══ Source passage ══
When you see this 1969 Karmann Ghia in all her glory, you might swoon. She’s that pretty.
But when you read the story behind this 1969 Karmann Ghia build, you might cry… and then smile. After all, who doesn’t love a happy ending?
We’re really proud of VolksAmerica and glad to have the opportunity to contribute to this excellent magazine on a regular basis. Sometimes, it’s a tech article, showing readers how to tackle a restoration or maintenance task. Sometimes, it’s the story of a build – and every build has a story.
Here’s the story of the Currans’ 1969 Karmann Ghia. It’s almost like a country song… in reverse. You’ll see.
It’s The Thought That Counts, Right?
Buying just the right present for someone you love can be tough. By the time we reach a certain age, it’s like, “If they really wanted it, they’d already have it.”
But when Margo and Brian Curran chatted about their upcoming trio of big milestones – they were both turning 50 and coming up on their 25thwedding anniversary all in the same year – they knew just how to do it right, Volkswagen Karmann Ghia style. After all, what better way to celebrate longevity, faithfulness, and fun than to do it in a classic Volkswagen?
Margo had loved Ghias from the time she was little. A favorite uncle who’s since passed had one, and early on, she’d fallen for the sleek curves and quirkiness of these beauties. Not only was this going to be fun to drive, their Ghia would also serve as a lovely tribute, a way to rekindle her memories of her uncle.
What Is It They Say About The Best-Laid Plans?
The Currans bought a Ghia that was advertised as having been partially restored. Sight unseen, halfway across the country. This bold move turned out to be the first step into heartache. The second step was taking it to a shop to complete the restoration.
Know that feeling in the gut when you suspect you’ve made a horrible mistake? That was next in the trajectory of this debacle. It was only when the Currans showed their new old Ghia to a neighbor that their uneasiness found a voice. One look in the engine bay, which was riveted together, and their neighbor urged them to take their poor Volkswagen Karmann Ghia to someone who knows what they’re doing. First up, getting a bumper-to-bumper check-up to make sure it was roadworthy.
Zip Ties? REALLY?
After a conversation with Airkooled Kustoms in Hazel Green, Alabama, the Currans knew they’d finally found someone who’d shoot straight with them. The shop’s engine builder, “Crazy Uncle Floyd” Husband, took a two-hour road trip with the trailer to fetch it.
“Shoddy” is not a strong enough word for the restoration work done on this ride. There were zip-ties holding the frame together. Yes, plastic zip-ties. That wasn’t the half of all the death-trap features included in this travesty of short-cuts and cosmetic improvements.
Within minutes of getting the Ghia onto the lift, the shop’s late Roger “00-Dub” Moore knew he had a very unpleasant phone call to make. Sure, the shop could tear it all down and start fresh, but who knows what other surprises were in store?
═══
══ Entries provided ══
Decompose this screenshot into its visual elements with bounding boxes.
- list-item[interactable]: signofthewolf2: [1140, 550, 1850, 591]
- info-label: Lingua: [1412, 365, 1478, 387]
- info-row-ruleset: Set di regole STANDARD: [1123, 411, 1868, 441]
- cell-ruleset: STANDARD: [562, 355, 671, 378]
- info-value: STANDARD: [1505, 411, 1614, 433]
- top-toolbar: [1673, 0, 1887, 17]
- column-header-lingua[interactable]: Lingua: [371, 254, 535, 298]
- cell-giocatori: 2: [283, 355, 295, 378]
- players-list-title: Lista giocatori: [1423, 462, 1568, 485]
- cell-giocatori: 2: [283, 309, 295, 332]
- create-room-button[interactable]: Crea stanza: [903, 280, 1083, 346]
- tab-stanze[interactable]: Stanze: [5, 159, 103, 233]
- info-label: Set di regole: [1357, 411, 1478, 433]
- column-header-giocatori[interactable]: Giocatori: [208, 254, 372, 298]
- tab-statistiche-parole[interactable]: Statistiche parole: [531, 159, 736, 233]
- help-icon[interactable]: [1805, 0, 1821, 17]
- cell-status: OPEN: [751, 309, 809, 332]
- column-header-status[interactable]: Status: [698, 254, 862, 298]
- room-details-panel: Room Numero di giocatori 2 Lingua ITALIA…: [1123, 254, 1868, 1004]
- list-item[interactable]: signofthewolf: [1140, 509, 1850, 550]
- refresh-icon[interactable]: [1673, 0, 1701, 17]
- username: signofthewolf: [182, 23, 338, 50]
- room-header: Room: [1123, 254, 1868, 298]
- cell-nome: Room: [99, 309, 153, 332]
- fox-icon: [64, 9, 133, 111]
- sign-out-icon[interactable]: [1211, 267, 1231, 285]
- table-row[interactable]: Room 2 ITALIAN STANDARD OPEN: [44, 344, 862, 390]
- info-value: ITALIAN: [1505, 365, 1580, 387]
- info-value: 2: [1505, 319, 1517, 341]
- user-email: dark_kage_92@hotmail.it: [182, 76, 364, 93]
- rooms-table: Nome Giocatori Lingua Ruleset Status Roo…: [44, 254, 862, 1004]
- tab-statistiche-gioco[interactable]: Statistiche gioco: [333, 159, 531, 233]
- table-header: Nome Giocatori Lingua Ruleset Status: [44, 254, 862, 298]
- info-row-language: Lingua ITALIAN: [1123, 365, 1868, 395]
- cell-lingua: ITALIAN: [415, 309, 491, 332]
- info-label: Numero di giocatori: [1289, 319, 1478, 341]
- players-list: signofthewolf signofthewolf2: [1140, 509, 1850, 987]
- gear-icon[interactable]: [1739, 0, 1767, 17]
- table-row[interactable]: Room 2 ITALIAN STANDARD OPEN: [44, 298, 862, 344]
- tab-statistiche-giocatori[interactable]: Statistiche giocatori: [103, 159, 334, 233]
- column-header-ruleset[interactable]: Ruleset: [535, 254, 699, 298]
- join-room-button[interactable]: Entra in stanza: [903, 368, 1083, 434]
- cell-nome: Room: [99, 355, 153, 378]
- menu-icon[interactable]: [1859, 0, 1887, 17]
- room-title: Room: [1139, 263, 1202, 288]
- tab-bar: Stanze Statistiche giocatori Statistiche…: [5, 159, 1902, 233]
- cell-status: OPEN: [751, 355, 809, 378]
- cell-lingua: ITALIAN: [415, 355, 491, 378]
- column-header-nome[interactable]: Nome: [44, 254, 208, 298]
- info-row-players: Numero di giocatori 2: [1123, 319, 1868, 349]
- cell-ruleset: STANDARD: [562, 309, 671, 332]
═══
◆ **Exercise tasks**:
[1] List every person named in the Karmann Ghia build story.
[2] Carry on the Karmann Ghia build story from the point where it stops.

◆ **Task responses**:
[1]
Margo Curran
Brian Curran
"Crazy Uncle Floyd" Husband
Roger "00-Dub" Moore

[2]
Bad News, then a Good Idea
After breaking the bad news, he told the Currans he had an idea. Just yards away from the shop, there was a similar Ghia, completely unrestored and yet in way better shape. As if he somehow knew his days on earth were coming to a too-early end even then, he admitted his plans to one day restore this ride were unlikely to come to fruition. It was a solid core, and even unrestored would leave the Currans in a better situation than they were currently in with the hunk of junk on the lift.
They said yes. The “lipstick on a pig” ride went bye-bye, off to become some brave soul’s project car (all faults disclosed prior to sale, of course). The solid core began its journey through the restoration process.
Here’s What We Did to this 1969 Karmann Ghia
Transforming this ride from one that was unsafe at any speed – or even standing still – into a reliable and gorgeous brand new, very old car began with a swap out. The 1969 core took on a disk brake upgrade, an upgraded suspension package with rear sway bar, and a 3” narrowed beam.
Then it got a kustom paint job, a tri-stage double ice white jaw-dropper Spook named Snow Blind while he was working on it, and renamed it Whipped Cream once he was done. In the sunlight, you’d understand how this color inspired so many names. Mountain Honey did the semi-custom interior.
For more go, go, go, we dropped a 1776 cc engine in, backed by a Stage 2 transmission from Tony Walker at Aircooled Werks. All that gorgeousness rolls past you on EMPI eight-spoke aluminum rims.
As with all complete restorations at Airkooled Kustoms, this gorgeous Ghia boasts three signature skull logo imprints in her paint. Brian says he’s hunted for them, but still can’t find them. That means the $100 bill in Spook’s wallet, earmarked for any client who can find all three, is safe… for now.
Photo Credit Bryan Bacon
The Gift That’ll Keep On Giving
Now that the hard part’s over, the Currans get to the good part – enjoying their Ghia. Like many classic car owners, this ride’s got a name: Storm, like in the X-Men.
They’re babying Storm, of course, since she’s an antique. But you might catch a glimpse if you’re in the right place at the right time, cruising around one of the scenic lakes near Pell City, Alabama.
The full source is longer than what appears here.